Aim - Pull each line holding the word "Shift" from the data.

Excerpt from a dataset

────────

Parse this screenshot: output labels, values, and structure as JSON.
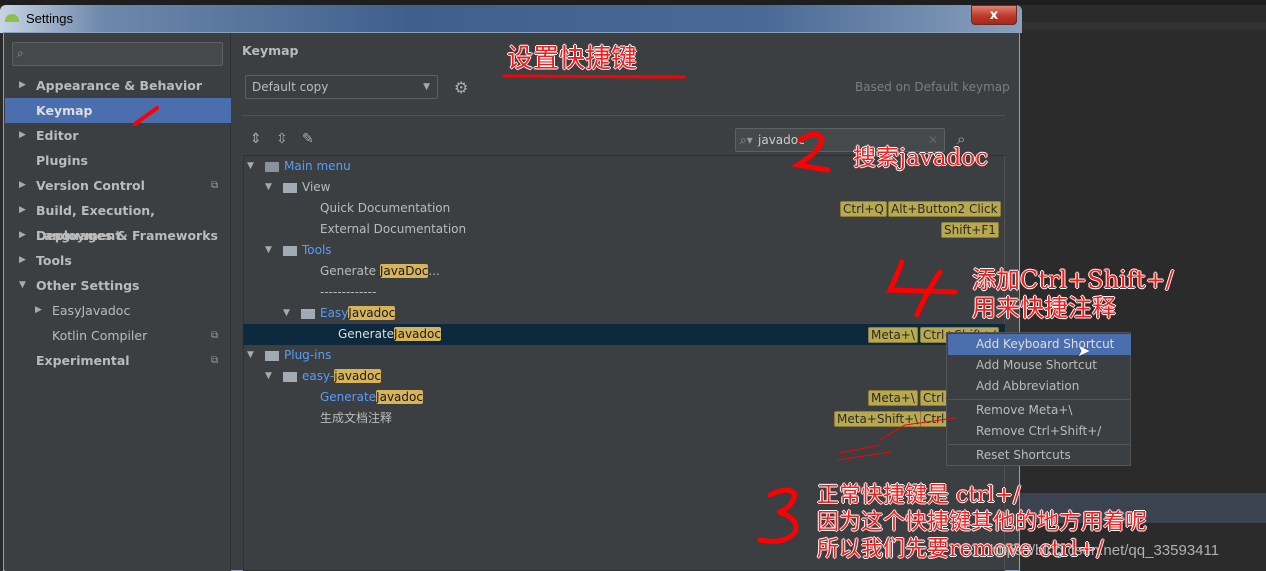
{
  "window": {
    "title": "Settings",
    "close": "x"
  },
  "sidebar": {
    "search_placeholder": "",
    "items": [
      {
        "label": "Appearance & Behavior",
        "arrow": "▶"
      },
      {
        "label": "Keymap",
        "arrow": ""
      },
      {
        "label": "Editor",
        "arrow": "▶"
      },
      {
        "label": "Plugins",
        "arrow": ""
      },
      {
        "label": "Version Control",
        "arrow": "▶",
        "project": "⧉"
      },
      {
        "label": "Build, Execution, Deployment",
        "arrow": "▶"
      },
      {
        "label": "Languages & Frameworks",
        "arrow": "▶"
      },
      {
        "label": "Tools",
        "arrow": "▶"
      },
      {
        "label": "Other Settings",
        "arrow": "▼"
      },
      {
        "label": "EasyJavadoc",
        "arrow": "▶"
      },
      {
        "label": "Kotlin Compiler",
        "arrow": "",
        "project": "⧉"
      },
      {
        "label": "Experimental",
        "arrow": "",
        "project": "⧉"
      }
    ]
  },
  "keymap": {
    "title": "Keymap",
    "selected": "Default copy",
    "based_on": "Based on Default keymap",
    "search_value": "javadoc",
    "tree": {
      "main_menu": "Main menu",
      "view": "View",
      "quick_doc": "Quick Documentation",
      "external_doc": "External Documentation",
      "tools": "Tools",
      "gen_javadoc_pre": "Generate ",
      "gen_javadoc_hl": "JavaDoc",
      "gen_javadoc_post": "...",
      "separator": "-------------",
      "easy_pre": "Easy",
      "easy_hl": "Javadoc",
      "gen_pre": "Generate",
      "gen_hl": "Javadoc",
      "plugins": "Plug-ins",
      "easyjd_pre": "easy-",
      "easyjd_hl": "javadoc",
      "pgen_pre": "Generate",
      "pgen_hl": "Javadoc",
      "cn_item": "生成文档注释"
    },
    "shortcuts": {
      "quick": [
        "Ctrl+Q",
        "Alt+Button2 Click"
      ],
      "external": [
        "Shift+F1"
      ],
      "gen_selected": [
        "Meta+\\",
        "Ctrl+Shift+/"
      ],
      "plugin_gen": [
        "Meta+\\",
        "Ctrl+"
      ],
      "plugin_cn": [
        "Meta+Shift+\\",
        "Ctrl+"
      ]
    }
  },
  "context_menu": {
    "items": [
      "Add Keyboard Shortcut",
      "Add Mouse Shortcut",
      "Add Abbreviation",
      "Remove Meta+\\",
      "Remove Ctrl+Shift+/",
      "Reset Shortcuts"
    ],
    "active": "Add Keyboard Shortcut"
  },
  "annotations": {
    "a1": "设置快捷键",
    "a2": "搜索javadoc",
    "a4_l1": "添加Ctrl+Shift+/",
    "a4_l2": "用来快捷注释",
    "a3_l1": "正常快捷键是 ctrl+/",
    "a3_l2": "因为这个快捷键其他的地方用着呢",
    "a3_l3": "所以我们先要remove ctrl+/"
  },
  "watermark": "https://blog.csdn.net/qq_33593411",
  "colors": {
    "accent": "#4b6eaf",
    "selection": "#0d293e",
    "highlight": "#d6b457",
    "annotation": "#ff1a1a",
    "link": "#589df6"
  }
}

────────

Complete output -
        "Shift+F1"
        "Ctrl+Shift+/"
        "Meta+Shift+\\",
      "Remove Ctrl+Shift+/",
    "a4_l1": "添加Ctrl+Shift+/",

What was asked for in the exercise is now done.